(WHAT NEEDS TO BE DONE)
Select every line containing the word "không" from the material, and copy those lines.

(Recorded data)
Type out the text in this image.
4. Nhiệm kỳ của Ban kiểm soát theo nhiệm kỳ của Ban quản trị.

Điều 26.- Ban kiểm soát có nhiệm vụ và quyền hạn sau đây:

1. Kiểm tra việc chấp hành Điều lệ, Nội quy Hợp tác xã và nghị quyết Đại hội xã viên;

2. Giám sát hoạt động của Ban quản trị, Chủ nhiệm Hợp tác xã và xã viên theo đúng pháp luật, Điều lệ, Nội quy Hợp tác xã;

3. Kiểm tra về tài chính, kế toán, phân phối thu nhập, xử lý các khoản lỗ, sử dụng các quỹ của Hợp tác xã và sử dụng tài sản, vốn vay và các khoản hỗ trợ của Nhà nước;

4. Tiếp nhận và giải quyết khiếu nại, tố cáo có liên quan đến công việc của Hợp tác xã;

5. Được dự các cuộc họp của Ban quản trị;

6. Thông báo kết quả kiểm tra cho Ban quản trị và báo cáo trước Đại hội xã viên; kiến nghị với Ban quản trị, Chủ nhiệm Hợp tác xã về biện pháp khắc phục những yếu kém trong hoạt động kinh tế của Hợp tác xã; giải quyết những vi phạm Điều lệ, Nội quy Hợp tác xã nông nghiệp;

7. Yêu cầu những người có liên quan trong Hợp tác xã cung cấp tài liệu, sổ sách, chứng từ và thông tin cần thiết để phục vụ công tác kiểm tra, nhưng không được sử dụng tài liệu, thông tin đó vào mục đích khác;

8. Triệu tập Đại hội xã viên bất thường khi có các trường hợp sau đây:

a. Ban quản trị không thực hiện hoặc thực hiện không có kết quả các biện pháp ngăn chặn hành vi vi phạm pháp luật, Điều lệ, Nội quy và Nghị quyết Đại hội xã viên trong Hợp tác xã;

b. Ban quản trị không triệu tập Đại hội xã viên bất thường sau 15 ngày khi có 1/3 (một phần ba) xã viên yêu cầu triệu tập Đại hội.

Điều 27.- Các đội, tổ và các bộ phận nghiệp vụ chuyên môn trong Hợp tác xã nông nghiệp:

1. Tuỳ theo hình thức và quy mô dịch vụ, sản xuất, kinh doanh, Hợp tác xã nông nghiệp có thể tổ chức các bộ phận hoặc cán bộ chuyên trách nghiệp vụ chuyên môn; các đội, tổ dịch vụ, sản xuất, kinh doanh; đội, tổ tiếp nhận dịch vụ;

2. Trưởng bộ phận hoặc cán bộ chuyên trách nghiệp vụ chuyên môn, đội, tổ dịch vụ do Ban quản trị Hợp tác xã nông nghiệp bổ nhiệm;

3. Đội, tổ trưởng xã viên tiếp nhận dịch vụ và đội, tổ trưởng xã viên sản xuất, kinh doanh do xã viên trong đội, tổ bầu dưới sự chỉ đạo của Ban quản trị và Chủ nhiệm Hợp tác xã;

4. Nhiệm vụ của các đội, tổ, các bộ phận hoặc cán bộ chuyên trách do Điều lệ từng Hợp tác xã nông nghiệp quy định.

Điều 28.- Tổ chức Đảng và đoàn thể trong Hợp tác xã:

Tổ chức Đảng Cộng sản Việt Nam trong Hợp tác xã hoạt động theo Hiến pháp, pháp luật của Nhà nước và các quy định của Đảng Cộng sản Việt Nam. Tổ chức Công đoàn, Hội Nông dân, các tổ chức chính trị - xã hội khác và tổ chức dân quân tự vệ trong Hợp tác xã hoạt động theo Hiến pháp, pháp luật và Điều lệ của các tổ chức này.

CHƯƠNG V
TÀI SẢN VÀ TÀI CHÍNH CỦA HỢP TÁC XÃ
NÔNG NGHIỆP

(ANSWER TO THIS TASK)
7. Yêu cầu những người có liên quan trong Hợp tác xã cung cấp tài liệu, sổ sách, chứng từ và thông tin cần thiết để phục vụ công tác kiểm tra, nhưng không được sử dụng tài liệu, thông tin đó vào mục đích khác;
a. Ban quản trị không thực hiện hoặc thực hiện không có kết quả các biện pháp ngăn chặn hành vi vi phạm pháp luật, Điều lệ, Nội quy và Nghị quyết Đại hội xã viên trong Hợp tác xã;
b. Ban quản trị không triệu tập Đại hội xã viên bất thường sau 15 ngày khi có 1/3 (một phần ba) xã viên yêu cầu triệu tập Đại hội.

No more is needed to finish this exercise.